Goodbye to a good-hearted reporter
Last week, the Albuquerque City Council passed two bills from Councilor Dan Lewis. One abolished the Albuquerque-Bernalillo County Air Quality Control Board; the other established a moratorium on air quality regulations until February 1, 2024.
According to the New Mexico Environmental Law Center, the two bills represent an attempt to prevent the Air Board from hearing and passing the Health, Environment and Equity Impact rule, a regulation NMELC says would “address cumulative impacts from toxic and polluting industry when the City’s Environmental Health Department (EHD) makes air pollution permitting decisions in Bernalillo County.”
In his coverage of the vote, KUNM’s Bryce Dix reported that Bernalillo County opposed the change-up of the board, which has been governed by both the City of Albuquerque and the county. As he reported:
“In fact, the County Commission has pushed back, voting 4-1 on a resolution asking the city to defer the vote.

*SUPPLIED RECORDS*

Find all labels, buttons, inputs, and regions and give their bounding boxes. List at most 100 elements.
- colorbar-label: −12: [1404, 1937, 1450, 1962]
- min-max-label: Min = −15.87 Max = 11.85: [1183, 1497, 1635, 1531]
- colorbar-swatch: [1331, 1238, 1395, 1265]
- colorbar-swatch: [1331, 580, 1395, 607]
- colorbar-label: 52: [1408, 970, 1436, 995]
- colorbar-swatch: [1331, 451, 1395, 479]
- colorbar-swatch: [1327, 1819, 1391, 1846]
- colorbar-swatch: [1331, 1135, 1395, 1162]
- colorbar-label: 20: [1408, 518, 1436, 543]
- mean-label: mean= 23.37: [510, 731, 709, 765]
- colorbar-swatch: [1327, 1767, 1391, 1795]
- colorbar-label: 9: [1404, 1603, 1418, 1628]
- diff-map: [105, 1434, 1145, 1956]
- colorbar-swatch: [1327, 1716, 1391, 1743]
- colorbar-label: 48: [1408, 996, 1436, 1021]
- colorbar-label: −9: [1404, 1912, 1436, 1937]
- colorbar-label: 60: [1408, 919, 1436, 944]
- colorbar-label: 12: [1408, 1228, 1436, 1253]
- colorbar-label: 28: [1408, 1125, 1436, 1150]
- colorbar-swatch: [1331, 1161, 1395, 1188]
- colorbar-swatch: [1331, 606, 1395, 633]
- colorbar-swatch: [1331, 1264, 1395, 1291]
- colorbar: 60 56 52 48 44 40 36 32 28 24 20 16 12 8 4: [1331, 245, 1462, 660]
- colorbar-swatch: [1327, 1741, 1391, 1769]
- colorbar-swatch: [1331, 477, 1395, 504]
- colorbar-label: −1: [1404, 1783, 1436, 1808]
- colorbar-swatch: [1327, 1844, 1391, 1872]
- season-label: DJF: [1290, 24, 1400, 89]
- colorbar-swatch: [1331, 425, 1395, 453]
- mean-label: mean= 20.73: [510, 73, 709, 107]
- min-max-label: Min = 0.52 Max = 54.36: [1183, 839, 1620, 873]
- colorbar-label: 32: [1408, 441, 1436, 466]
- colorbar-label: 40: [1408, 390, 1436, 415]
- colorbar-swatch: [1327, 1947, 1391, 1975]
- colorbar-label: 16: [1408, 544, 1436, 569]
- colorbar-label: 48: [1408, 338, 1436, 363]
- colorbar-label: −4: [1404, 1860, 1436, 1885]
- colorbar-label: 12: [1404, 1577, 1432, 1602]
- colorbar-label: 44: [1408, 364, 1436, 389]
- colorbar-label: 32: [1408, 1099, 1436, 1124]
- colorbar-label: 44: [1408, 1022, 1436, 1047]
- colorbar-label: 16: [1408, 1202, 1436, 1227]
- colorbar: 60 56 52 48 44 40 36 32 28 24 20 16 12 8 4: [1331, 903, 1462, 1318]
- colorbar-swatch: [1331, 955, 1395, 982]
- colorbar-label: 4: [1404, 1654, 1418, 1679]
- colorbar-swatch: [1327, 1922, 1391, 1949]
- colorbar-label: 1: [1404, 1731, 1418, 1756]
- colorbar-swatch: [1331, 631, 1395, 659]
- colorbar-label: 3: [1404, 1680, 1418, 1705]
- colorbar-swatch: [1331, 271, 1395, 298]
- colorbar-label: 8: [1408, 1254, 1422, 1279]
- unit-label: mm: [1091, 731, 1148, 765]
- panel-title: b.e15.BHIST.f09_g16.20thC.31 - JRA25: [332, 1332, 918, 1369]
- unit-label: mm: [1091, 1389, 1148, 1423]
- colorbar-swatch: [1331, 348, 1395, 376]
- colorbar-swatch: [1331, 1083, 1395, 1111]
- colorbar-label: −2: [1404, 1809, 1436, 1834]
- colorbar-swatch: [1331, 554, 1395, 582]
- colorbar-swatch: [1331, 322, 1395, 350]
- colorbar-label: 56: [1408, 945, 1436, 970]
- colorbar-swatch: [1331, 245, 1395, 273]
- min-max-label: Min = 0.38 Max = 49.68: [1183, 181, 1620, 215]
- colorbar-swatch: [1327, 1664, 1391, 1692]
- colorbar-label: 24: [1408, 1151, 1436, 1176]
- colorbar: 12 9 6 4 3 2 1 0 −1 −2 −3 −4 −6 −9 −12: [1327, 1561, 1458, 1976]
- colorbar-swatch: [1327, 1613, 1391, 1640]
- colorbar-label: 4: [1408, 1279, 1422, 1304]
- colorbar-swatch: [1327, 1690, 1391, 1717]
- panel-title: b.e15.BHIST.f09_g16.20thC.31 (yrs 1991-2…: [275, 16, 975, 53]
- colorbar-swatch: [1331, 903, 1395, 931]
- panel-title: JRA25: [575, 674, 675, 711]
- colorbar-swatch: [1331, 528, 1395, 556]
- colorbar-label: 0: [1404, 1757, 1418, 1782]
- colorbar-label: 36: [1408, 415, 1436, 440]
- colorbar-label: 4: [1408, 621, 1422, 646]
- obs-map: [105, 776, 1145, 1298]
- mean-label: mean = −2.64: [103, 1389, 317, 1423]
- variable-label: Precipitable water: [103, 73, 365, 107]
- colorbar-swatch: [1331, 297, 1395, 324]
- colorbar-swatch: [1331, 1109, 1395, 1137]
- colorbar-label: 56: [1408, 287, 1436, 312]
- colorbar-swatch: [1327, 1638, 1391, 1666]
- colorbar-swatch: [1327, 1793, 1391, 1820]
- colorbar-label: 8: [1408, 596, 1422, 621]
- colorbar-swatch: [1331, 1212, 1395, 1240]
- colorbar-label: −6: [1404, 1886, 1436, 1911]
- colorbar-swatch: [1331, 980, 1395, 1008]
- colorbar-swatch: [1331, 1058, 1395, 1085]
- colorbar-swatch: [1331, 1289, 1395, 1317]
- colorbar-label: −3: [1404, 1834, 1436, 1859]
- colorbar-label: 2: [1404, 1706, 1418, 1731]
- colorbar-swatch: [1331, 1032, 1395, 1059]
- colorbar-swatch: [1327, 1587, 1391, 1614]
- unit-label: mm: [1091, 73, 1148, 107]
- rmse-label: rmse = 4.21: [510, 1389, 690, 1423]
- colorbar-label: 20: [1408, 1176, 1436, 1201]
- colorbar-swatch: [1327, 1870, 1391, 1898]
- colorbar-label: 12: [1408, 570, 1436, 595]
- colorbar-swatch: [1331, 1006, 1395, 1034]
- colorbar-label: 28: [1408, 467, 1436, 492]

*ACTION ITEM A*
Restate word for word everything in the article on the Albuquerque air board from "In his coverage" down to "defer the vote.".
*ACTION ITEM B*
In the article on the Albuquerque air board, until what date does the moratorium on air quality regulations run?
*ACTION ITEM C*
Continue the article on the Albuquerque air board from where it stops.

*WRITTEN ANSWER A*
In his coverage of the vote, KUNM’s Bryce Dix reported that Bernalillo County opposed the change-up of the board, which has been governed by both the City of Albuquerque and the county. As he reported:
“In fact, the County Commission has pushed back, voting 4-1 on a resolution asking the city to defer the vote.

*WRITTEN ANSWER B*
February 1, 2024.

*WRITTEN ANSWER C*
[Lewis’s new] ordinance is very specific on who is to sit on the new board –– including a licensed engineer, physician, and a university representative, all of which need some sort of experience with air pollution. The final spot would be given to a private industry representative.”
Coming up on Friday, we’ll air a conversation with Eric Jantz, legal director of the New Mexico Environmental Law Center. Jantz and I talk about the Health, Environment and Equity Impact rule; the City Council’s vote; and how, statewide, politicians and policymakers subvert pollution control and progress on environmental justice.
Some things to read:
• “US and UK militaries ‘owe’ combined $111bn in climate reparations – study” (Dharna Noor, The Guardian)
• “Workers Are Getting Paid to Do Nothing at Los Alamos National Laboratory” (Alicia Inez Guzman, The Nation/Searchlight NM)
• “New Mexico’s displaced coal miners have gotten the shaft on severance pay” (Nick Bowlin, High Country News)
• “A nuclear reactor in Carlsbad? City officials call for project at federal waste repository” (Adrian Hedden, Carlsbad Current-Argus)
• “To’hajiilee residents eager to see long-awaited water pipeline construction set to begin in 2024” (Gabrielle Porter, Source NM)
• “Carnivale on the Rio Grande boosts awareness for Albuquerque ecosystems” (Diana Cervantes, Source NM)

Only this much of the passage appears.